Report each line of the data that has "time" somewhere in it.

▶ [Dataset records]:
+++

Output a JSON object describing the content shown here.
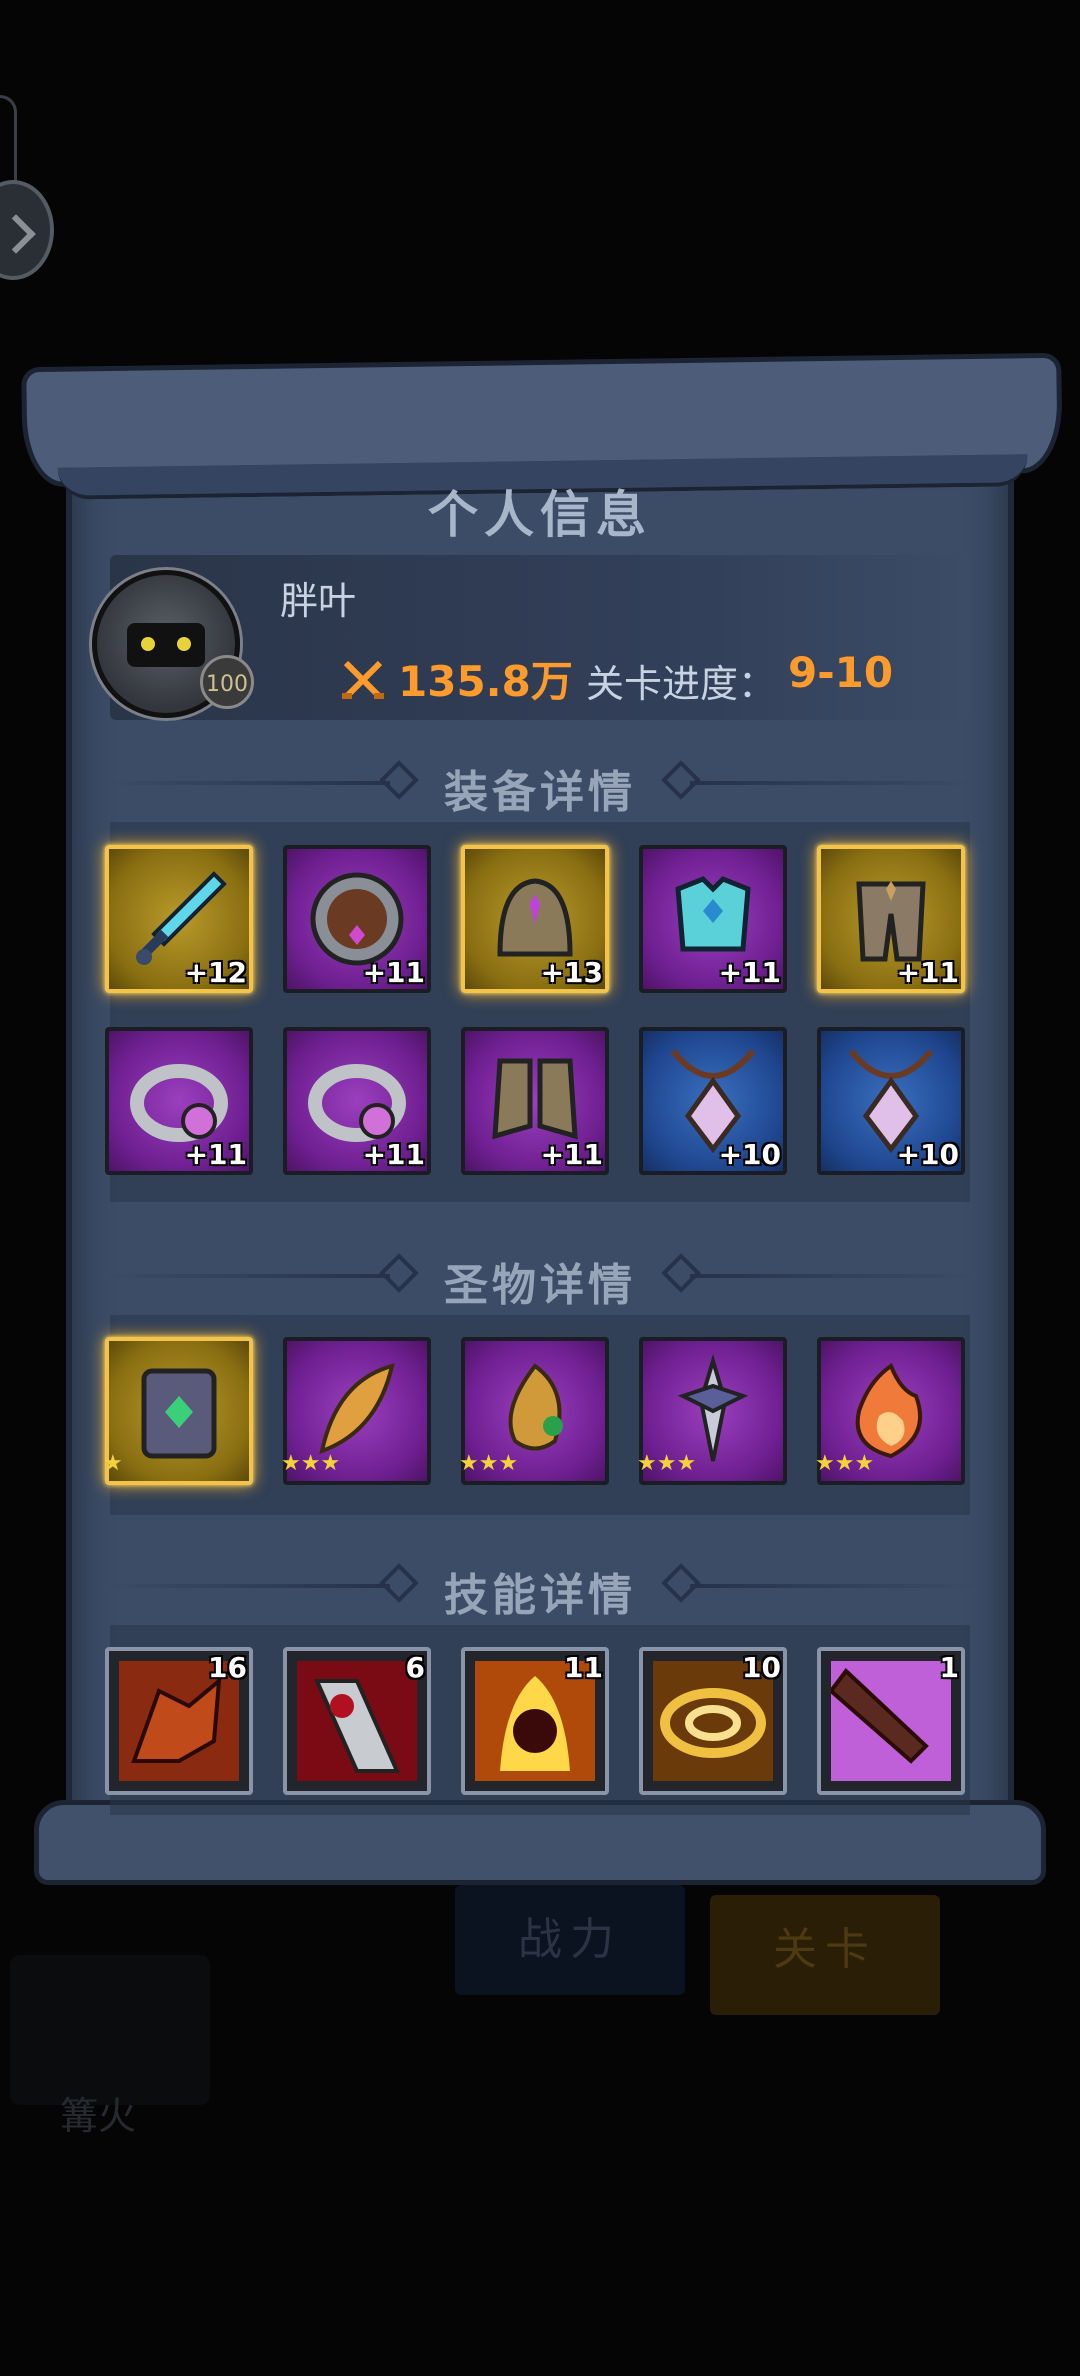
{
  "title": "个人信息",
  "player": {
    "name": "胖叶",
    "level": "100",
    "power": "135.8万",
    "stage_label": "关卡进度：",
    "stage_value": "9-10"
  },
  "sections": {
    "equipment": "装备详情",
    "relics": "圣物详情",
    "skills": "技能详情"
  },
  "equipment": [
    {
      "name": "sword-icon",
      "rarity": "gold",
      "level": "+12"
    },
    {
      "name": "shield-icon",
      "rarity": "purple",
      "level": "+11"
    },
    {
      "name": "helmet-icon",
      "rarity": "gold",
      "level": "+13"
    },
    {
      "name": "chest-armor-icon",
      "rarity": "purple",
      "level": "+11"
    },
    {
      "name": "leg-armor-icon",
      "rarity": "gold",
      "level": "+11"
    },
    {
      "name": "ring-icon",
      "rarity": "purple",
      "level": "+11"
    },
    {
      "name": "ring-icon",
      "rarity": "purple",
      "level": "+11"
    },
    {
      "name": "boots-icon",
      "rarity": "purple",
      "level": "+11"
    },
    {
      "name": "amulet-icon",
      "rarity": "blue",
      "level": "+10"
    },
    {
      "name": "amulet-icon",
      "rarity": "blue",
      "level": "+10"
    }
  ],
  "relics": [
    {
      "name": "spellbook-icon",
      "rarity": "gold",
      "stars": 1
    },
    {
      "name": "feather-icon",
      "rarity": "purple",
      "stars": 3
    },
    {
      "name": "dragon-icon",
      "rarity": "purple",
      "stars": 3
    },
    {
      "name": "dagger-icon",
      "rarity": "purple",
      "stars": 3
    },
    {
      "name": "flame-icon",
      "rarity": "purple",
      "stars": 3
    }
  ],
  "skills": [
    {
      "name": "dragon-head-skill-icon",
      "level": "16"
    },
    {
      "name": "blood-blade-skill-icon",
      "level": "6"
    },
    {
      "name": "fire-demon-skill-icon",
      "level": "11"
    },
    {
      "name": "vortex-skill-icon",
      "level": "10"
    },
    {
      "name": "piercing-strike-skill-icon",
      "level": "1"
    }
  ],
  "background": {
    "power_button": "战力",
    "stage_button": "关卡",
    "tab_label": "篝火"
  },
  "colors": {
    "accent_orange": "#ff9a2c",
    "panel": "#3c4c66",
    "purple": "#7a2aa0",
    "gold": "#f3c44a",
    "blue": "#2a57a8"
  }
}
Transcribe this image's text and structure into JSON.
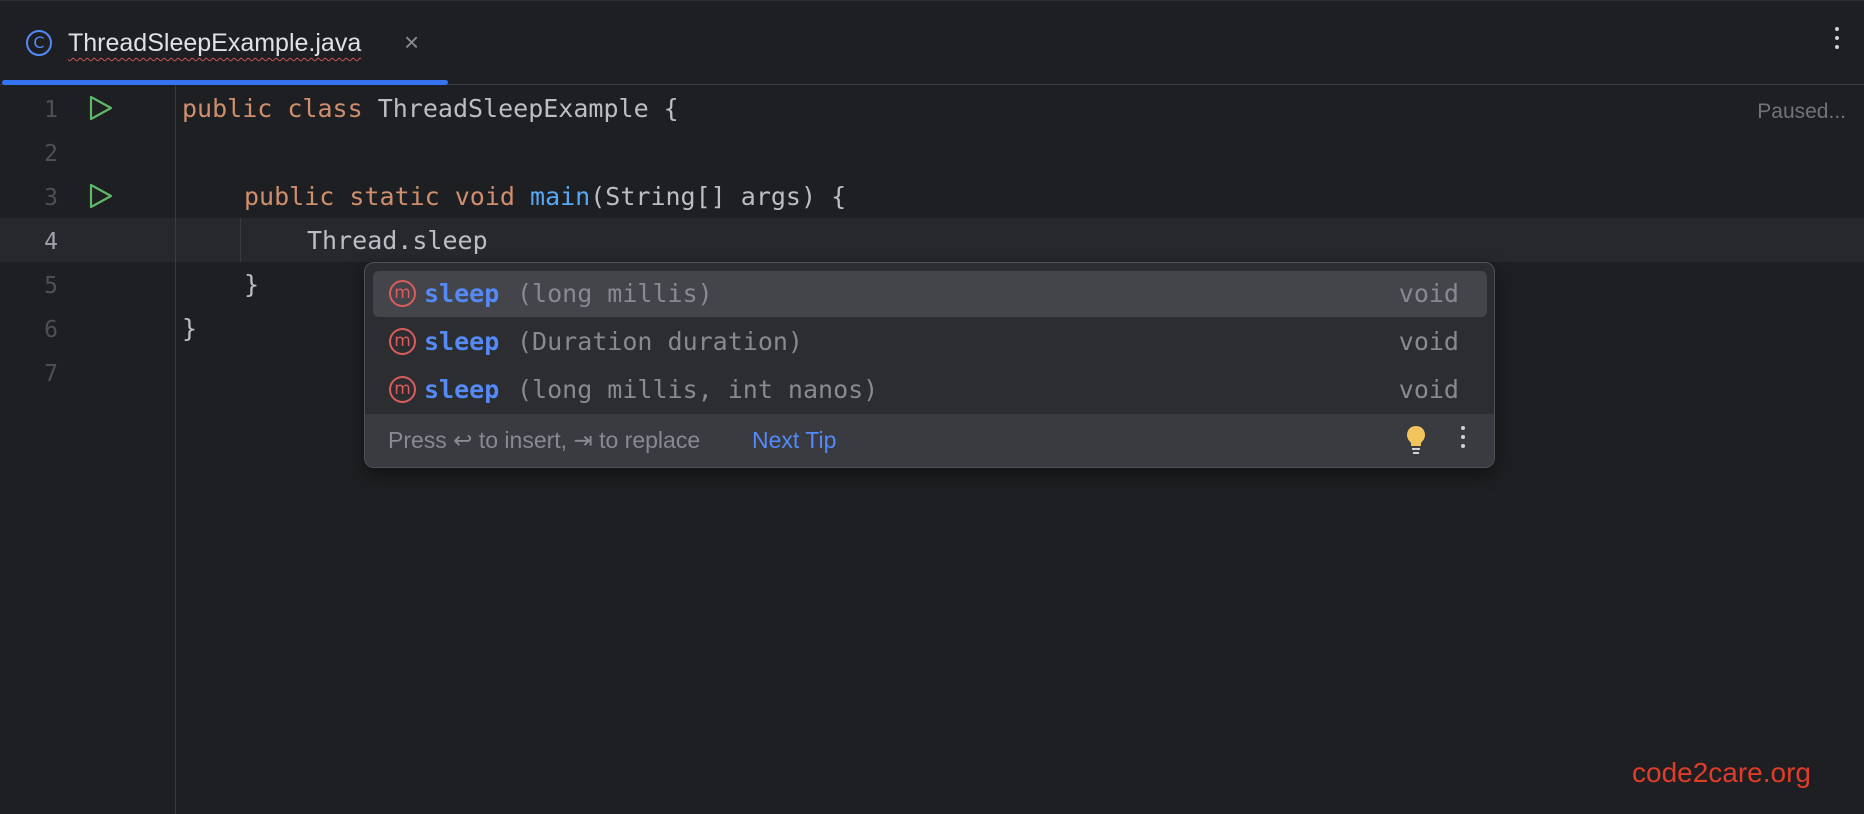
{
  "tab": {
    "icon": "class-c-icon",
    "icon_glyph": "C",
    "title": "ThreadSleepExample.java",
    "close_glyph": "×"
  },
  "editor": {
    "status": "Paused...",
    "line_numbers": [
      "1",
      "2",
      "3",
      "4",
      "5",
      "6",
      "7"
    ],
    "current_line": "4",
    "code": {
      "l1": {
        "kw1": "public",
        "kw2": "class",
        "rest": " ThreadSleepExample {"
      },
      "l3": {
        "kw1": "public",
        "kw2": "static",
        "kw3": "void",
        "fn": "main",
        "rest": "(String[] args) {"
      },
      "l4": {
        "text": "Thread.sleep"
      },
      "l5": {
        "text": "}"
      },
      "l6": {
        "text": "}"
      }
    }
  },
  "completion": {
    "items": [
      {
        "icon_glyph": "m",
        "name": "sleep",
        "params": "(long millis)",
        "type": "void"
      },
      {
        "icon_glyph": "m",
        "name": "sleep",
        "params": "(Duration duration)",
        "type": "void"
      },
      {
        "icon_glyph": "m",
        "name": "sleep",
        "params": "(long millis, int nanos)",
        "type": "void"
      }
    ],
    "hint": "Press ↩ to insert, ⇥ to replace",
    "next_tip": "Next Tip"
  },
  "watermark": "code2care.org",
  "colors": {
    "background": "#1e1f22",
    "accent": "#3574f0",
    "keyword": "#cf8e6d",
    "function": "#56a8f5",
    "method_icon": "#db5c5c",
    "watermark": "#e03c2a"
  }
}
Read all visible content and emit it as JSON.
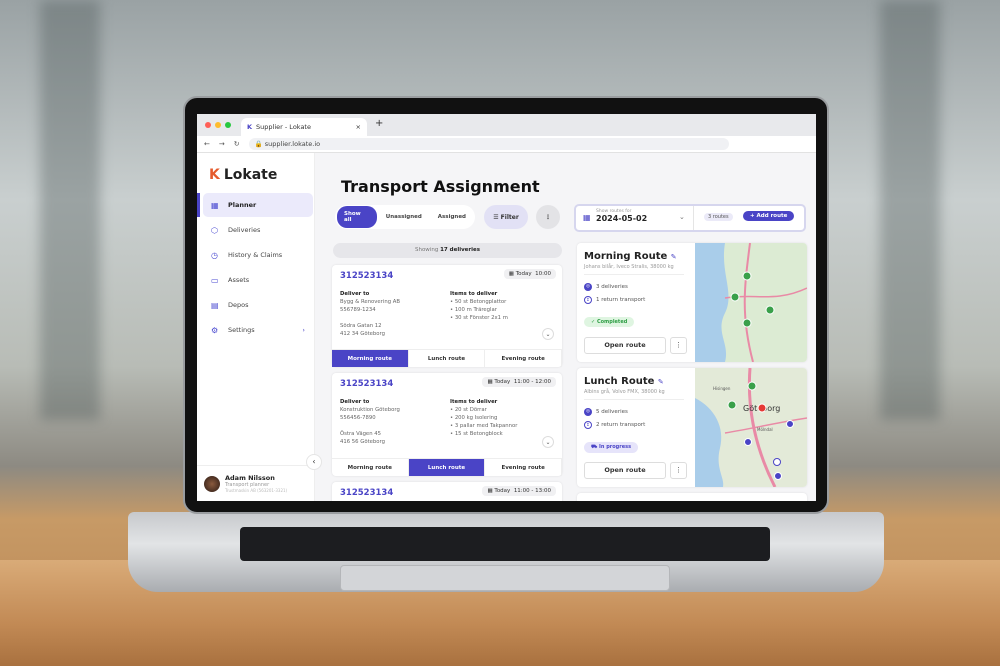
{
  "browser": {
    "tab_title": "Supplier - Lokate",
    "url": "supplier.lokate.io",
    "close": "×",
    "new_tab": "+"
  },
  "sidebar": {
    "logo": "Lokate",
    "items": [
      {
        "label": "Planner",
        "icon": "calendar-icon"
      },
      {
        "label": "Deliveries",
        "icon": "box-icon"
      },
      {
        "label": "History & Claims",
        "icon": "history-icon"
      },
      {
        "label": "Assets",
        "icon": "truck-icon"
      },
      {
        "label": "Depos",
        "icon": "store-icon"
      },
      {
        "label": "Settings",
        "icon": "gear-icon"
      }
    ],
    "user": {
      "name": "Adam Nilsson",
      "role": "Transport planner",
      "company": "Trustmaskin AB (563201-3321)"
    }
  },
  "main": {
    "title": "Transport Assignment",
    "filters": [
      "Show all",
      "Unassigned",
      "Assigned"
    ],
    "filter_button": "Filter",
    "showing_prefix": "Showing",
    "showing_count": "17 deliveries",
    "deliveries": [
      {
        "id": "312523134",
        "day": "Today",
        "time": "10:00",
        "deliver_to_label": "Deliver to",
        "company": "Bygg & Renovering AB",
        "org": "556789-1234",
        "street": "Södra Gatan 12",
        "city": "412 34 Göteborg",
        "items_label": "Items to deliver",
        "items": [
          "50 st Betongplattor",
          "100 m Träreglar",
          "30 st Fönster 2x1 m"
        ],
        "selected": "Morning route"
      },
      {
        "id": "312523134",
        "day": "Today",
        "time": "11:00 - 12:00",
        "deliver_to_label": "Deliver to",
        "company": "Konstruktion Göteborg",
        "org": "556456-7890",
        "street": "Östra Vägen 45",
        "city": "416 56 Göteborg",
        "items_label": "Items to deliver",
        "items": [
          "20 st Dörrar",
          "200 kg Isolering",
          "3 pallar med Takpannor",
          "15 st Betongblock"
        ],
        "selected": "Lunch route"
      },
      {
        "id": "312523134",
        "day": "Today",
        "time": "11:00 - 13:00"
      }
    ],
    "route_options": [
      "Morning route",
      "Lunch route",
      "Evening route"
    ]
  },
  "routes_panel": {
    "date_label": "Show routes for",
    "date": "2024-05-02",
    "count": "3 routes",
    "add_label": "Add route",
    "routes": [
      {
        "name": "Morning Route",
        "vehicle": "Johans bilår, Iveco Stralis, 38000 kg",
        "deliveries": "3 deliveries",
        "returns": "1 return transport",
        "status": "Completed",
        "status_color": "#dff5e1",
        "open": "Open route"
      },
      {
        "name": "Lunch Route",
        "vehicle": "Albins grå, Volvo FMX, 38000 kg",
        "deliveries": "5 deliveries",
        "returns": "2 return transport",
        "status": "In progress",
        "status_color": "#e6e4fa",
        "open": "Open route"
      }
    ],
    "map_labels": [
      "Göteborg",
      "Hisingen",
      "Mölndal"
    ]
  },
  "colors": {
    "accent": "#4a44c6",
    "completed": "#2e9e44"
  }
}
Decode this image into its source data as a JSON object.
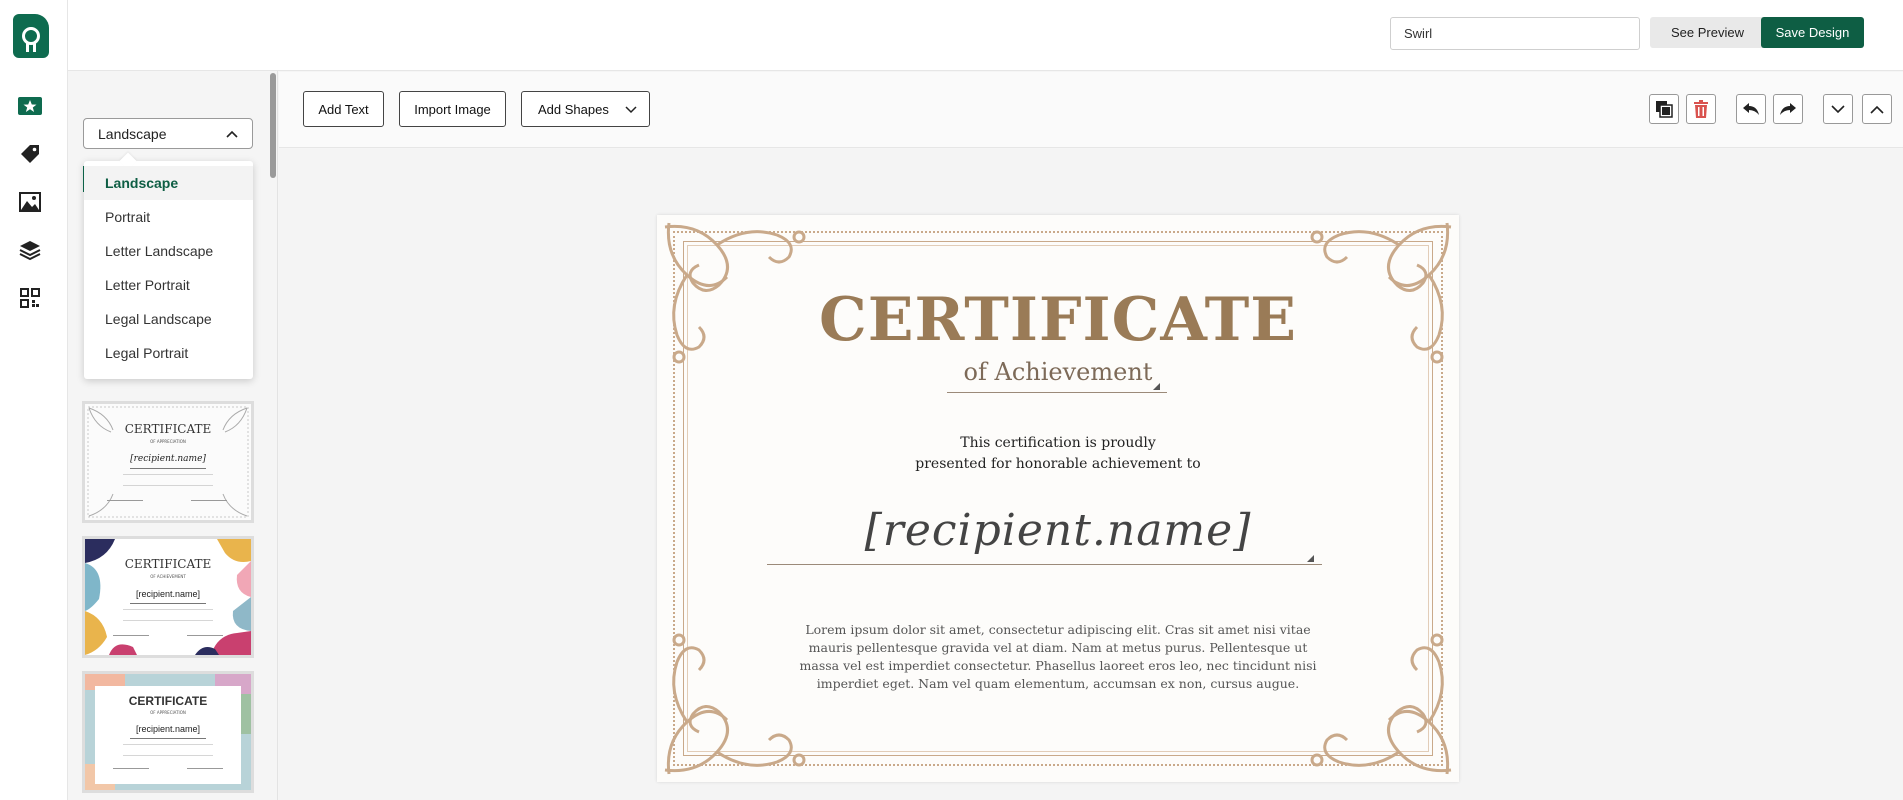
{
  "topbar": {
    "design_name": "Swirl",
    "preview_label": "See Preview",
    "save_label": "Save Design"
  },
  "rail": {
    "icons": [
      "award-icon",
      "tag-icon",
      "image-icon",
      "layers-icon",
      "qr-code-icon"
    ]
  },
  "panel": {
    "orientation_selected": "Landscape",
    "orientation_options": [
      "Landscape",
      "Portrait",
      "Letter Landscape",
      "Letter Portrait",
      "Legal Landscape",
      "Legal Portrait"
    ],
    "thumbnails": [
      {
        "title": "CERTIFICATE",
        "subtitle": "OF APPRECIATION",
        "name": "[recipient.name]"
      },
      {
        "title": "CERTIFICATE",
        "subtitle": "OF ACHIEVEMENT",
        "name": "[recipient.name]"
      },
      {
        "title": "CERTIFICATE",
        "subtitle": "OF APPRECIATION",
        "name": "[recipient.name]"
      }
    ]
  },
  "toolbar": {
    "add_text": "Add Text",
    "import_image": "Import Image",
    "add_shapes": "Add Shapes"
  },
  "certificate": {
    "title": "CERTIFICATE",
    "subtitle": "of Achievement",
    "intro_line1": "This certification is proudly",
    "intro_line2": "presented for honorable achievement to",
    "recipient": "[recipient.name]",
    "body": "Lorem ipsum dolor sit amet, consectetur adipiscing elit. Cras sit amet nisi vitae mauris pellentesque gravida vel at diam. Nam at metus purus. Pellentesque ut massa vel est imperdiet consectetur. Phasellus laoreet eros leo, nec tincidunt nisi imperdiet eget. Nam vel quam elementum, accumsan ex non, cursus augue."
  },
  "colors": {
    "brand": "#0e5e44",
    "gold": "#9a7b57",
    "danger": "#d9534f"
  }
}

+++

▶ [COMPLETE ANSWER]:
        "time": "10:00",
        "time": "11:00 - 12:00",
        "time": "11:00 - 13:00"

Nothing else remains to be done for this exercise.